_Data records_
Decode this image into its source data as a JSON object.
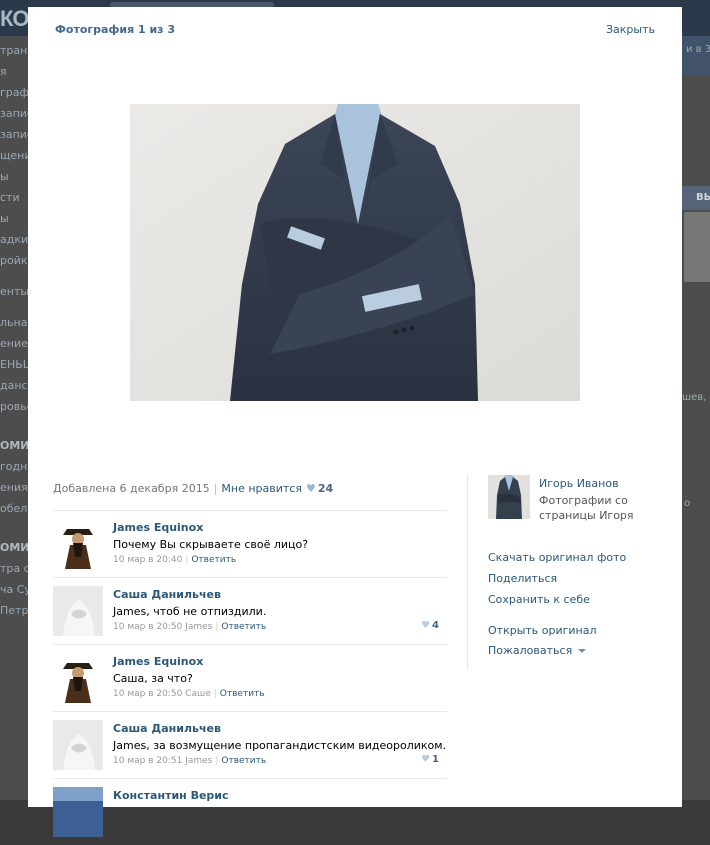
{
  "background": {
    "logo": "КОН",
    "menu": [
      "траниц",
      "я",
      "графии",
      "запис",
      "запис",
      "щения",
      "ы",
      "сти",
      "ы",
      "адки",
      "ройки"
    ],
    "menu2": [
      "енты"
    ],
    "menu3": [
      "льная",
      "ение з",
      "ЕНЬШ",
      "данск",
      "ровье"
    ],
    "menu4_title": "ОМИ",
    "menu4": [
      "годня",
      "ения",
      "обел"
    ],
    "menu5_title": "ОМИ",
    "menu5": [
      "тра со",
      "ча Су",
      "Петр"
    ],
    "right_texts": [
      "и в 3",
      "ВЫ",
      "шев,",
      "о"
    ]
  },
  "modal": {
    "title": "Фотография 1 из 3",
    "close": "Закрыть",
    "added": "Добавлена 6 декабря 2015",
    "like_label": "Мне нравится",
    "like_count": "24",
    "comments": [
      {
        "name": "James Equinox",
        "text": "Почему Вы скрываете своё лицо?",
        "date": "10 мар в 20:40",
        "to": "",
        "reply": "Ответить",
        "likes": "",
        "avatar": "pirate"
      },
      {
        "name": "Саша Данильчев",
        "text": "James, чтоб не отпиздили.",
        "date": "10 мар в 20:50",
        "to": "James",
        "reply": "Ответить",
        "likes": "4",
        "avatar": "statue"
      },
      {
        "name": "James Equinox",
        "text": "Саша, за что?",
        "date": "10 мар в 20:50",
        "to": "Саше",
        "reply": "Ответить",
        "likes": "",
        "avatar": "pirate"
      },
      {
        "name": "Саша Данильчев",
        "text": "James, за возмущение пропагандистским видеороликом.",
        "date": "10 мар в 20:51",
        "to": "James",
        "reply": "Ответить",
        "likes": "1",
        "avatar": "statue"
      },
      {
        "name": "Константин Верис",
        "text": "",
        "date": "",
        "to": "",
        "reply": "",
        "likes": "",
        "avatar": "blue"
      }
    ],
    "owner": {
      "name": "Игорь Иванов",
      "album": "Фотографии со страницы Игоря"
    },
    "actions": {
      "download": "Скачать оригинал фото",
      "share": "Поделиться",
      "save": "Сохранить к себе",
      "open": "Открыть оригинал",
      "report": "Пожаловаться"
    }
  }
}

...

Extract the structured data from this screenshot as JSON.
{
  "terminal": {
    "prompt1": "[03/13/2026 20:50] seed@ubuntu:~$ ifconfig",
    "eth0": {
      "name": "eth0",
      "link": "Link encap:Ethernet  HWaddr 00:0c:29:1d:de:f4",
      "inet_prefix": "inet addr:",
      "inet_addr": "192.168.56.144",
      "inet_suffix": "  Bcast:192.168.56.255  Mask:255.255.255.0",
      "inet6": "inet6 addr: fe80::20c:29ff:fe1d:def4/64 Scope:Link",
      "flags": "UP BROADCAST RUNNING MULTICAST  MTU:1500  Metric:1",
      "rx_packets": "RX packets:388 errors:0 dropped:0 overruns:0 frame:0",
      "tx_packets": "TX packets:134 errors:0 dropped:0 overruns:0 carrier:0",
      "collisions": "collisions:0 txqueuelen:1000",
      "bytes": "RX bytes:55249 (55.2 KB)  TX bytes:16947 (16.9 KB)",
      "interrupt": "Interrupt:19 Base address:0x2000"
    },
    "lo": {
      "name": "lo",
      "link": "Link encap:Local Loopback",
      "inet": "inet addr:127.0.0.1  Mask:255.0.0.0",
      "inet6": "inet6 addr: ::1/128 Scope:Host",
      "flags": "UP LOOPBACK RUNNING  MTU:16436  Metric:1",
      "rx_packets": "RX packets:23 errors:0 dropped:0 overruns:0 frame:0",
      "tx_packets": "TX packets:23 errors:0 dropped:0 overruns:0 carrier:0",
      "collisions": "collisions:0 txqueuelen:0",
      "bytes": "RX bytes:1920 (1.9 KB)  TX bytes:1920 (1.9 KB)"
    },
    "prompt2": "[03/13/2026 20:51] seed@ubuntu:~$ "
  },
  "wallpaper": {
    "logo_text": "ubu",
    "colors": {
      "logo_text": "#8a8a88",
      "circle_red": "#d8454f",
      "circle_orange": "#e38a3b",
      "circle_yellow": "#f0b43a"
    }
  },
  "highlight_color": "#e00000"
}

* * *

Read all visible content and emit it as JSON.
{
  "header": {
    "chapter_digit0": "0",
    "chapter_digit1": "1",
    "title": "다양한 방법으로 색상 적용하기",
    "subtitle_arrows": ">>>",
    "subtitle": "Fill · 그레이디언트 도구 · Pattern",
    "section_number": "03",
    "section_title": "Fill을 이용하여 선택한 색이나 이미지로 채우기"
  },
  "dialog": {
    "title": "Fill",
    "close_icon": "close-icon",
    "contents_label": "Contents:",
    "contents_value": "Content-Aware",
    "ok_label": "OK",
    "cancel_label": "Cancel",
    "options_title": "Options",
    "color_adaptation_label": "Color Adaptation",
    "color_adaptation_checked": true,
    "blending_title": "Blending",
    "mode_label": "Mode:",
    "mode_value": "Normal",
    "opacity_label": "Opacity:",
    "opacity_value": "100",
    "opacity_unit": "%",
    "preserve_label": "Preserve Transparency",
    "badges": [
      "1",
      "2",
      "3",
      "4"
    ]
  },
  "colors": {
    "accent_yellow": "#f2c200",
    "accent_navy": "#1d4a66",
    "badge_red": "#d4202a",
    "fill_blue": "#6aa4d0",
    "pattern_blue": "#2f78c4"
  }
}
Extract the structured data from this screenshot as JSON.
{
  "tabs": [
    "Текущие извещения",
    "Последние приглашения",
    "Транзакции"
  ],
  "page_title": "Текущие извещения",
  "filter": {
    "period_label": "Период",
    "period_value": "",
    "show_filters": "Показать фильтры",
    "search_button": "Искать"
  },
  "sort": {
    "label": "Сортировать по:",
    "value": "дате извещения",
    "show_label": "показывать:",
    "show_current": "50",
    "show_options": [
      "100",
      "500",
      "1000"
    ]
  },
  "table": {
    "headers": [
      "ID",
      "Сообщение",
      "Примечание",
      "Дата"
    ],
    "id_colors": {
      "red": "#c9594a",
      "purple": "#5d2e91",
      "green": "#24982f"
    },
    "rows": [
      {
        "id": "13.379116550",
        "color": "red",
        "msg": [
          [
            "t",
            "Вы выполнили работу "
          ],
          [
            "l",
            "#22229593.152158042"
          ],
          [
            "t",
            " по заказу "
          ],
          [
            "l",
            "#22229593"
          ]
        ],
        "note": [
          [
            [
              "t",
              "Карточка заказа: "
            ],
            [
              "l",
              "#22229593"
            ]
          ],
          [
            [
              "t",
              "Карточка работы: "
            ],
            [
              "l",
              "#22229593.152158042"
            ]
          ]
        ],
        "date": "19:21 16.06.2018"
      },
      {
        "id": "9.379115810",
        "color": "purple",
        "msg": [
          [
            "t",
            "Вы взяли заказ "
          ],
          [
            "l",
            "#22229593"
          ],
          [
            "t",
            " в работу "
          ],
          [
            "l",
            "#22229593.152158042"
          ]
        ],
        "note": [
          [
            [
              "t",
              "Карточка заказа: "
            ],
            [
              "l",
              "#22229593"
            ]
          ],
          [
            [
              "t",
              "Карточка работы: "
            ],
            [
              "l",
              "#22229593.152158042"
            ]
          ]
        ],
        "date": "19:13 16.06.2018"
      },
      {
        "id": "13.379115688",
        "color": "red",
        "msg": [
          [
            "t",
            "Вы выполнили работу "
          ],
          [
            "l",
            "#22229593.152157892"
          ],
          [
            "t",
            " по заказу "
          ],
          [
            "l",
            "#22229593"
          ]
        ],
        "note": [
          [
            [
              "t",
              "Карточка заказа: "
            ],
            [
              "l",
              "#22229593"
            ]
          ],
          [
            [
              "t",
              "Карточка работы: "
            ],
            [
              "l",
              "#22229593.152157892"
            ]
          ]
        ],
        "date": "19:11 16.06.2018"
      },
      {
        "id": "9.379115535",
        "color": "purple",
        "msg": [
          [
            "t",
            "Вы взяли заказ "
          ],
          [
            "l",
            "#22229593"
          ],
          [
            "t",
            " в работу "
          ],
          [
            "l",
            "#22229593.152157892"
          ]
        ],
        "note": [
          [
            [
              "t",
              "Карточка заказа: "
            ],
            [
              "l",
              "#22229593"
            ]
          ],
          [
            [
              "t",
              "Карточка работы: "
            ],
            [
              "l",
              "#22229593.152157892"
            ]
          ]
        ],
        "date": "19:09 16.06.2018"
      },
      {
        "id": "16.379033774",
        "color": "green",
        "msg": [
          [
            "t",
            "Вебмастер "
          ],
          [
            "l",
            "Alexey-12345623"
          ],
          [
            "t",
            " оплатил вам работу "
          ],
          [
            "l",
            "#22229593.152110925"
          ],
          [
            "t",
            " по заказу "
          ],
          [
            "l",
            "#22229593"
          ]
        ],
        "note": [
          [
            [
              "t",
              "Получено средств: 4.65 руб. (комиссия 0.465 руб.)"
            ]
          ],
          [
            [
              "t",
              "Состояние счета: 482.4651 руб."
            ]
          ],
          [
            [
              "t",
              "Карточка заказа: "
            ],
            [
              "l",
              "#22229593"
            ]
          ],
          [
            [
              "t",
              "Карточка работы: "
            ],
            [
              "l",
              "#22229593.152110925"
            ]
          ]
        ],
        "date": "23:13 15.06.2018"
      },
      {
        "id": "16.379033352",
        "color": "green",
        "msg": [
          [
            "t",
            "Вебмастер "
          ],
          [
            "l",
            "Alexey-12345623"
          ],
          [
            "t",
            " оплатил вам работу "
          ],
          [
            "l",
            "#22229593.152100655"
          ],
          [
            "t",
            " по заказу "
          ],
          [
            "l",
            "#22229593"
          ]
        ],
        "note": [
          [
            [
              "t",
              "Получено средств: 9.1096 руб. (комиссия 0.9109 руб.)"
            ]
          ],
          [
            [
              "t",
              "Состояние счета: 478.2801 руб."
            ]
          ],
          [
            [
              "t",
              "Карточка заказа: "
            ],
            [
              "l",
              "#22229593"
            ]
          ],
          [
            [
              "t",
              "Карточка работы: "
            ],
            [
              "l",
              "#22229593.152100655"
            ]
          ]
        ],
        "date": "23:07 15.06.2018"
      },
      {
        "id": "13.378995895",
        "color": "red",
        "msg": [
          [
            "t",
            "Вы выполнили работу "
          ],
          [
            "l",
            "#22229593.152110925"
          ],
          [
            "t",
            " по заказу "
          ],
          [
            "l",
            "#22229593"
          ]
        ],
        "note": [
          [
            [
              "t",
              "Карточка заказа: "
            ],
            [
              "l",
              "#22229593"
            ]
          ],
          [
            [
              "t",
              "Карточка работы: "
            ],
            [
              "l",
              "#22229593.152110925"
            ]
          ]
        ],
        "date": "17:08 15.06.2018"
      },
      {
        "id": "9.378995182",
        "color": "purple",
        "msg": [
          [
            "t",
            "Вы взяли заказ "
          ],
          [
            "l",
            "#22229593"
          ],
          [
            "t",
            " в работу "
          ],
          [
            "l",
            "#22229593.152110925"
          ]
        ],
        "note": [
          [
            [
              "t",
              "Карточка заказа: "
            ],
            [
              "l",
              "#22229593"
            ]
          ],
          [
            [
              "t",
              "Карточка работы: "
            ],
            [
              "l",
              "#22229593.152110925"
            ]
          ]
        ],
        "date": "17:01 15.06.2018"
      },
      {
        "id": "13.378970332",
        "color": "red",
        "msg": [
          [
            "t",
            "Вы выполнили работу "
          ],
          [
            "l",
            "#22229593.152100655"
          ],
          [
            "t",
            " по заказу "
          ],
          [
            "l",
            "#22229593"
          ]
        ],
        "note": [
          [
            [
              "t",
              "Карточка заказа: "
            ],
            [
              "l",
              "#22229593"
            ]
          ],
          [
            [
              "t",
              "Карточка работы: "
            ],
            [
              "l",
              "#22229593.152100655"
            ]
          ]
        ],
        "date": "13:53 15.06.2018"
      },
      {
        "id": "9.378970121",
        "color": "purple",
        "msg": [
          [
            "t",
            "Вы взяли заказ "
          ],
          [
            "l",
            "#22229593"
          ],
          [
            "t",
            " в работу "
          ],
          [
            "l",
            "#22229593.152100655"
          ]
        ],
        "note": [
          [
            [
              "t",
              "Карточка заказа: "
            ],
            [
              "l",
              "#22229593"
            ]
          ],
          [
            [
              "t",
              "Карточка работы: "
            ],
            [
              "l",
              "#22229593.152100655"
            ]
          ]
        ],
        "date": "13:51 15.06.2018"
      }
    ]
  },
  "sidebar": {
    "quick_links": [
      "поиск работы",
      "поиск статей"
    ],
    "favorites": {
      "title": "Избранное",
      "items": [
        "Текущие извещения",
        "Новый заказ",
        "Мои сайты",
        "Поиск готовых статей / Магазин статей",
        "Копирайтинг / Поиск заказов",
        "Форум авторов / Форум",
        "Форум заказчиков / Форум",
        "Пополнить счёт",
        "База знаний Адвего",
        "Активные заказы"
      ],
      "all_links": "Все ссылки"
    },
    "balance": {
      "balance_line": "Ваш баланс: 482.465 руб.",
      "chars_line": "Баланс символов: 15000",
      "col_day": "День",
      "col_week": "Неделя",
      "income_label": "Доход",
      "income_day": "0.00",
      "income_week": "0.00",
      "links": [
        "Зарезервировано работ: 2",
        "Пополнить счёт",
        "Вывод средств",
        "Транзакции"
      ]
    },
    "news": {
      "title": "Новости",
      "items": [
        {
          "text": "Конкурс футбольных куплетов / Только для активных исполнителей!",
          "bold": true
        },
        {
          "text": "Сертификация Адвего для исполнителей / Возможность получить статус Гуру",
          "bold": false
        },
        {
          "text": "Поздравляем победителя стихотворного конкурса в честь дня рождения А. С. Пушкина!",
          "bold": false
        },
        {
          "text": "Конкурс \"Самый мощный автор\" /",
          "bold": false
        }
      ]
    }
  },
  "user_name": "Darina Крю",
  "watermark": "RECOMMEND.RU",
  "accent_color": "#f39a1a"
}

_Description of the task_
Using the records above, list each line that includes "Форум".

_Answer_
        "Форум авторов / Форум",
        "Форум заказчиков / Форум",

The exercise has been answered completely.